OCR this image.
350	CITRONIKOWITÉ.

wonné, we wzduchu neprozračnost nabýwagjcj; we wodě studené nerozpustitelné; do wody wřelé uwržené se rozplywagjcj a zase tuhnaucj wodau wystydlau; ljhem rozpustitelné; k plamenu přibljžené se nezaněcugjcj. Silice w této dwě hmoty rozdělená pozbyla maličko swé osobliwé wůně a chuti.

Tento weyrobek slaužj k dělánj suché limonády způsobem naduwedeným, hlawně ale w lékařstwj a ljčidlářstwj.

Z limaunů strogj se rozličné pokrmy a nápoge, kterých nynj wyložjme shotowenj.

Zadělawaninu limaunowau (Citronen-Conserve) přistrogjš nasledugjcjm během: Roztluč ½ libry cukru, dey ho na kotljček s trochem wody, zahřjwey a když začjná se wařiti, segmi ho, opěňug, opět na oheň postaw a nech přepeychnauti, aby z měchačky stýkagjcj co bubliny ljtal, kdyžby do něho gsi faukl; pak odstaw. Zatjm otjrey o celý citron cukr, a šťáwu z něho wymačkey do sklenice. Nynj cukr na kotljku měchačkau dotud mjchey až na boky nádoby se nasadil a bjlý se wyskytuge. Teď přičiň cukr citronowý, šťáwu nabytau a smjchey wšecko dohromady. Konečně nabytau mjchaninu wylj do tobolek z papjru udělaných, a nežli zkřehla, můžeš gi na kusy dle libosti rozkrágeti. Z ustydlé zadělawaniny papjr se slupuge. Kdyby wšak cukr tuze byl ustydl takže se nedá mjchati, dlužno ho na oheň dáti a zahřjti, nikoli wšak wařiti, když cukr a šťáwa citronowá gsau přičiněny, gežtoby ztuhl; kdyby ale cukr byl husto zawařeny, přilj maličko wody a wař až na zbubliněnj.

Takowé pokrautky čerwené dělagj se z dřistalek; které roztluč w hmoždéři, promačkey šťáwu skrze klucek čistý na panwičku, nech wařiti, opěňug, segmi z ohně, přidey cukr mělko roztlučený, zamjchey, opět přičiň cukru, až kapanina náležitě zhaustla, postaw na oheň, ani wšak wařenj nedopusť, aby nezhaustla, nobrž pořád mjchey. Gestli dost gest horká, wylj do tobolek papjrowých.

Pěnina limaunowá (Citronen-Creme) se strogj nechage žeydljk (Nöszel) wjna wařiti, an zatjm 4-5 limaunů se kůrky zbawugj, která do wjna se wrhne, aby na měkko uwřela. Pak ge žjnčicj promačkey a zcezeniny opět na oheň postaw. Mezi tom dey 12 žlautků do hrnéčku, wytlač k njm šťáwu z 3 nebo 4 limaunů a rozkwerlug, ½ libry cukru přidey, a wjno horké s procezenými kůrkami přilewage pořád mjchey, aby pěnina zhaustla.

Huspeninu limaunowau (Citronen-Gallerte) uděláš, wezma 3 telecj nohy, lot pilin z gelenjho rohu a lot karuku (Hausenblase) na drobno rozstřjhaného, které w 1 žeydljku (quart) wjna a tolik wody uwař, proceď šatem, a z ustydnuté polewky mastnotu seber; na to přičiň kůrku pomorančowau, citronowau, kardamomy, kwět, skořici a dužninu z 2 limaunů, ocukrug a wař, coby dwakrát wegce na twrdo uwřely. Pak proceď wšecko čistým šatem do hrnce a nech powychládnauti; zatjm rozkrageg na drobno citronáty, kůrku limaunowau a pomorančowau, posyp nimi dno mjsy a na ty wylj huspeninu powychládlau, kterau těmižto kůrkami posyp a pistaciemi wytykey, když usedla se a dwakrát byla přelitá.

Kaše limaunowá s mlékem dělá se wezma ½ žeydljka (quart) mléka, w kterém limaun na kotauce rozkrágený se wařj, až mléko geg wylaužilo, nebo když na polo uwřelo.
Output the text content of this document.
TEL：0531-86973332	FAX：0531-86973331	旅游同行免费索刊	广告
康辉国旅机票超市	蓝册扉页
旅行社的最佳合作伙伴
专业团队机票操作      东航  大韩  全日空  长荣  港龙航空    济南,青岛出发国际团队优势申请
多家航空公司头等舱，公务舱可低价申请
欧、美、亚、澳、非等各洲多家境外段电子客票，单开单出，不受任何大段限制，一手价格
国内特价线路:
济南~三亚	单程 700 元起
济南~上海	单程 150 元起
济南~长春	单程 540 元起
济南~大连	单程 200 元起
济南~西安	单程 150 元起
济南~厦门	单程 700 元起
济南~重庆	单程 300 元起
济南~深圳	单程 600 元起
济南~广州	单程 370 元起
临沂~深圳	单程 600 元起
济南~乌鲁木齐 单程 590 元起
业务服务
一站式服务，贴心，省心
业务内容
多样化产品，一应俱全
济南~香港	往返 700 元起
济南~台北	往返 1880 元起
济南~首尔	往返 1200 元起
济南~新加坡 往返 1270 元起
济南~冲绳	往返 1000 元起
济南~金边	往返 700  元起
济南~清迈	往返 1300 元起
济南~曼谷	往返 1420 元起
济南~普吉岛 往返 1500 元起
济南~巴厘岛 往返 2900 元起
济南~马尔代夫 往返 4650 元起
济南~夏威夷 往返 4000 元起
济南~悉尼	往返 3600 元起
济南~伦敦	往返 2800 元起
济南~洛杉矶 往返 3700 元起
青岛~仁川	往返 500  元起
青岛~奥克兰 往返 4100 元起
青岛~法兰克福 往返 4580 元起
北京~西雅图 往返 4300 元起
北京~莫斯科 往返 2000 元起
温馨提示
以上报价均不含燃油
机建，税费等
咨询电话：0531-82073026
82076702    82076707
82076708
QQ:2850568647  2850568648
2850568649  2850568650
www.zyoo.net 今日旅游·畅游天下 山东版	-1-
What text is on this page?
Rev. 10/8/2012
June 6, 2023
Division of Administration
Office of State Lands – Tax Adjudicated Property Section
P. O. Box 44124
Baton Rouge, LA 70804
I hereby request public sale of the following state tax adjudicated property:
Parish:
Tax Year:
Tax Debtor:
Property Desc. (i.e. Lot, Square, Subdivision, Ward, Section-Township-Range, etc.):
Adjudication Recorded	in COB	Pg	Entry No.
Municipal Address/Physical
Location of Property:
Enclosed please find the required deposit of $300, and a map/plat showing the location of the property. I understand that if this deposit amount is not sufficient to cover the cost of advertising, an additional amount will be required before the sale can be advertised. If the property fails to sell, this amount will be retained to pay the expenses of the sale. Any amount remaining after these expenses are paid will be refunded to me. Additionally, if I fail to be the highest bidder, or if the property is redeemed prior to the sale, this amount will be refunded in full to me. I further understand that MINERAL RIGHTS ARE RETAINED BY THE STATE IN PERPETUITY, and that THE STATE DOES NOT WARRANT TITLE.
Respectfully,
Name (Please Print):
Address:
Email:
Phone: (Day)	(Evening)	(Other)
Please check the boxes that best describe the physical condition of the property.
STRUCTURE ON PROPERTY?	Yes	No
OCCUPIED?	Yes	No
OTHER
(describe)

- THE REQUEST
Starting from the line with "What text is on this page?" and ending with the final line of the data, quote every line exactly, both ends included.

- CORRECT OUTPUT
What text is on this page?
Rev. 10/8/2012
June 6, 2023
Division of Administration
Office of State Lands – Tax Adjudicated Property Section
P. O. Box 44124
Baton Rouge, LA 70804
I hereby request public sale of the following state tax adjudicated property:
Parish:
Tax Year:
Tax Debtor:
Property Desc. (i.e. Lot, Square, Subdivision, Ward, Section-Township-Range, etc.):
Adjudication Recorded	in COB	Pg	Entry No.
Municipal Address/Physical
Location of Property:
Enclosed please find the required deposit of $300, and a map/plat showing the location of the property. I understand that if this deposit amount is not sufficient to cover the cost of advertising, an additional amount will be required before the sale can be advertised. If the property fails to sell, this amount will be retained to pay the expenses of the sale. Any amount remaining after these expenses are paid will be refunded to me. Additionally, if I fail to be the highest bidder, or if the property is redeemed prior to the sale, this amount will be refunded in full to me. I further understand that MINERAL RIGHTS ARE RETAINED BY THE STATE IN PERPETUITY, and that THE STATE DOES NOT WARRANT TITLE.
Respectfully,
Name (Please Print):
Address:
Email:
Phone: (Day)	(Evening)	(Other)
Please check the boxes that best describe the physical condition of the property.
STRUCTURE ON PROPERTY?	Yes	No
OCCUPIED?	Yes	No
OTHER
(describe)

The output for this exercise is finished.